- What the task requires -
Omit every picture while repeating the entries exactly.

*** Record excerpts ***

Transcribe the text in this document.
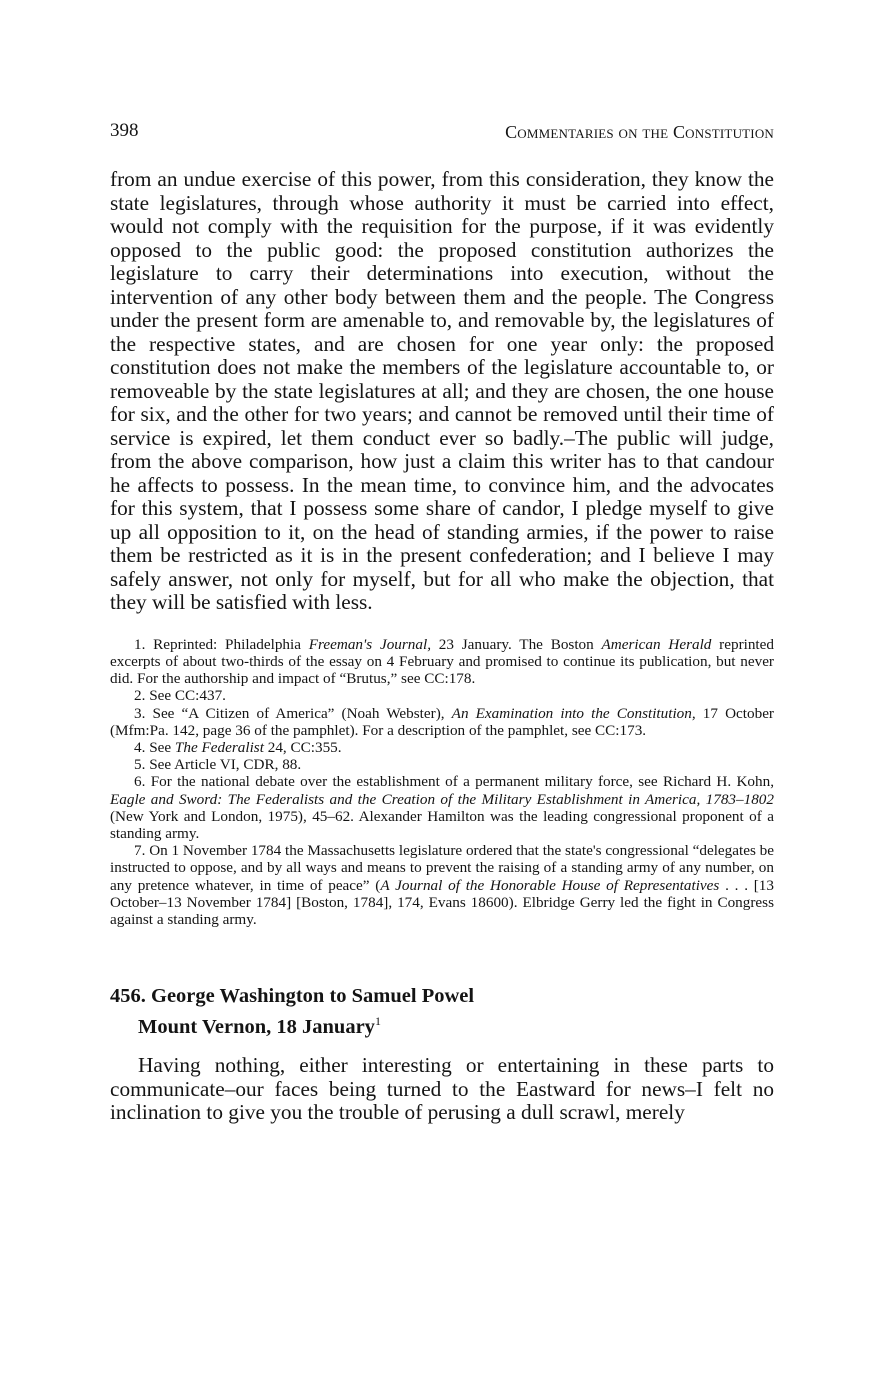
398	Commentaries on the Constitution

from an undue exercise of this power, from this consideration, they know the state legislatures, through whose authority it must be carried into effect, would not comply with the requisition for the purpose, if it was evidently opposed to the public good: the proposed constitution authorizes the legislature to carry their determinations into execution, without the intervention of any other body between them and the people. The Congress under the present form are amenable to, and removable by, the legislatures of the respective states, and are chosen for one year only: the proposed constitution does not make the members of the legislature accountable to, or removeable by the state legislatures at all; and they are chosen, the one house for six, and the other for two years; and cannot be removed until their time of service is expired, let them conduct ever so badly.–The public will judge, from the above comparison, how just a claim this writer has to that candour he affects to possess. In the mean time, to convince him, and the advocates for this system, that I possess some share of candor, I pledge myself to give up all opposition to it, on the head of standing armies, if the power to raise them be restricted as it is in the present confederation; and I believe I may safely answer, not only for myself, but for all who make the objection, that they will be satisfied with less.

1. Reprinted: Philadelphia Freeman's Journal, 23 January. The Boston American Herald reprinted excerpts of about two-thirds of the essay on 4 February and promised to continue its publication, but never did. For the authorship and impact of “Brutus,” see CC:178.

2. See CC:437.

3. See “A Citizen of America” (Noah Webster), An Examination into the Constitution, 17 October (Mfm:Pa. 142, page 36 of the pamphlet). For a description of the pamphlet, see CC:173.

4. See The Federalist 24, CC:355.

5. See Article VI, CDR, 88.

6. For the national debate over the establishment of a permanent military force, see Richard H. Kohn, Eagle and Sword: The Federalists and the Creation of the Military Establishment in America, 1783–1802 (New York and London, 1975), 45–62. Alexander Hamilton was the leading congressional proponent of a standing army.

7. On 1 November 1784 the Massachusetts legislature ordered that the state's congressional “delegates be instructed to oppose, and by all ways and means to prevent the raising of a standing army of any number, on any pretence whatever, in time of peace” (A Journal of the Honorable House of Representatives . . . [13 October–13 November 1784] [Boston, 1784], 174, Evans 18600). Elbridge Gerry led the fight in Congress against a standing army.

456. George Washington to Samuel Powel
Mount Vernon, 18 January$^1$

Having nothing, either interesting or entertaining in these parts to communicate–our faces being turned to the Eastward for news–I felt no inclination to give you the trouble of perusing a dull scrawl, merely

***

- The result -
Transcribe the text in this document.
398	Commentaries on the Constitution

from an undue exercise of this power, from this consideration, they know the state legislatures, through whose authority it must be carried into effect, would not comply with the requisition for the purpose, if it was evidently opposed to the public good: the proposed constitution authorizes the legislature to carry their determinations into execution, without the intervention of any other body between them and the people. The Congress under the present form are amenable to, and removable by, the legislatures of the respective states, and are chosen for one year only: the proposed constitution does not make the members of the legislature accountable to, or removeable by the state legislatures at all; and they are chosen, the one house for six, and the other for two years; and cannot be removed until their time of service is expired, let them conduct ever so badly.–The public will judge, from the above comparison, how just a claim this writer has to that candour he affects to possess. In the mean time, to convince him, and the advocates for this system, that I possess some share of candor, I pledge myself to give up all opposition to it, on the head of standing armies, if the power to raise them be restricted as it is in the present confederation; and I believe I may safely answer, not only for myself, but for all who make the objection, that they will be satisfied with less.

1. Reprinted: Philadelphia Freeman's Journal, 23 January. The Boston American Herald reprinted excerpts of about two-thirds of the essay on 4 February and promised to continue its publication, but never did. For the authorship and impact of “Brutus,” see CC:178.

2. See CC:437.

3. See “A Citizen of America” (Noah Webster), An Examination into the Constitution, 17 October (Mfm:Pa. 142, page 36 of the pamphlet). For a description of the pamphlet, see CC:173.

4. See The Federalist 24, CC:355.

5. See Article VI, CDR, 88.

6. For the national debate over the establishment of a permanent military force, see Richard H. Kohn, Eagle and Sword: The Federalists and the Creation of the Military Establishment in America, 1783–1802 (New York and London, 1975), 45–62. Alexander Hamilton was the leading congressional proponent of a standing army.

7. On 1 November 1784 the Massachusetts legislature ordered that the state's congressional “delegates be instructed to oppose, and by all ways and means to prevent the raising of a standing army of any number, on any pretence whatever, in time of peace” (A Journal of the Honorable House of Representatives . . . [13 October–13 November 1784] [Boston, 1784], 174, Evans 18600). Elbridge Gerry led the fight in Congress against a standing army.

456. George Washington to Samuel Powel
Mount Vernon, 18 January$^1$

Having nothing, either interesting or entertaining in these parts to communicate–our faces being turned to the Eastward for news–I felt no inclination to give you the trouble of perusing a dull scrawl, merely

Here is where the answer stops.